» **WRITTEN PROBLEM**:
Show all lines holding "technology".

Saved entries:
━━━━━━━━

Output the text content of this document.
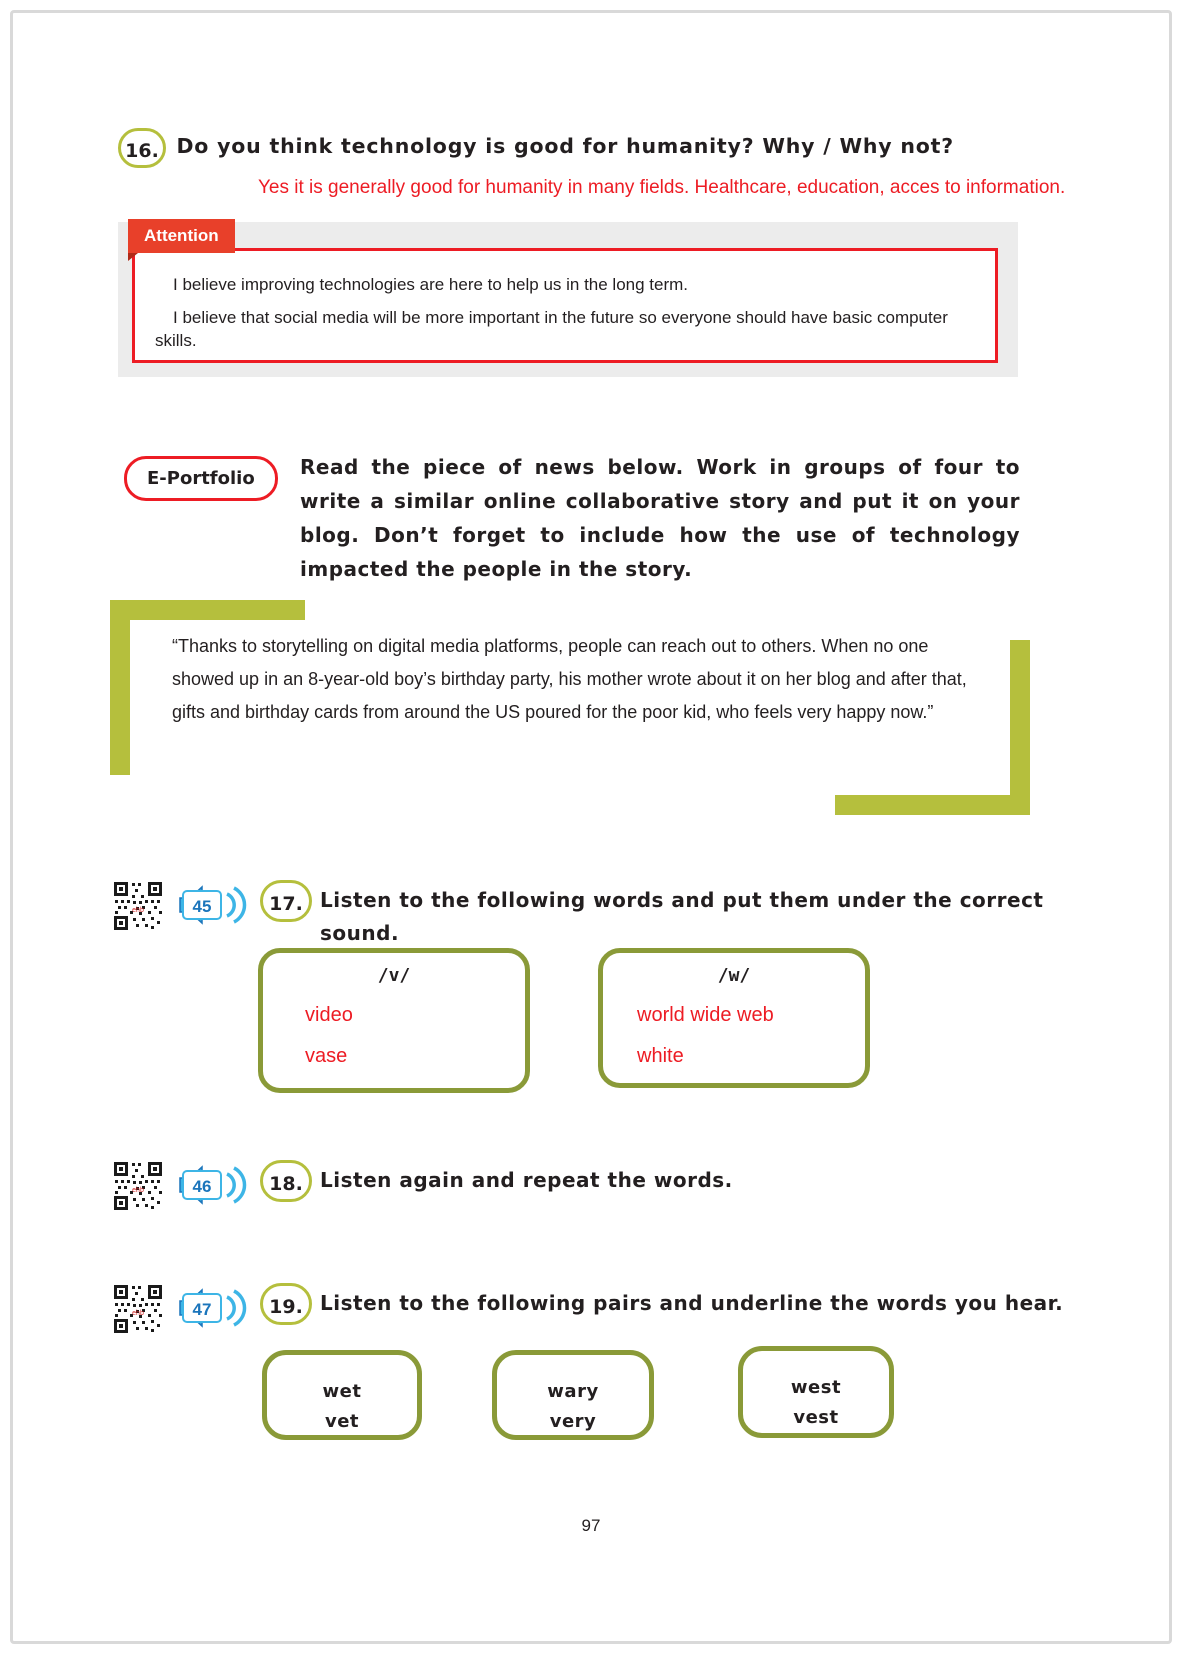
16. Do you think technology is good for humanity? Why / Why not?
Yes it is generally good for humanity in many fields. Healthcare, education, acces to information.
Attention

I believe improving technologies are here to help us in the long term.

I believe that social media will be more important in the future so everyone should have basic computer skills.

E-Portfolio	Read the piece of news below. Work in groups of four to write a similar online collaborative story and put it on your blog. Don’t forget to include how the use of technology impacted the people in the story.
“Thanks to storytelling on digital media platforms, people can reach out to others. When no one showed up in an 8-year-old boy’s birthday party, his mother wrote about it on her blog and after that, gifts and birthday cards from around the US poured for the poor kid, who feels very happy now.”
ehb	45	17. Listen to the following words and put them under the correct sound.
/v/
video
vase
/w/
world wide web
white
ehb	46	18. Listen again and repeat the words.
ehb	47	19. Listen to the following pairs and underline the words you hear.
wet
vet
wary
very
west
vest
97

━━━━━━━━

» **EXERCISE ANSWER**:
16. Do you think technology is good for humanity? Why / Why not?
E-Portfolio	Read the piece of news below. Work in groups of four to write a similar online collaborative story and put it on your blog. Don’t forget to include how the use of technology impacted the people in the story.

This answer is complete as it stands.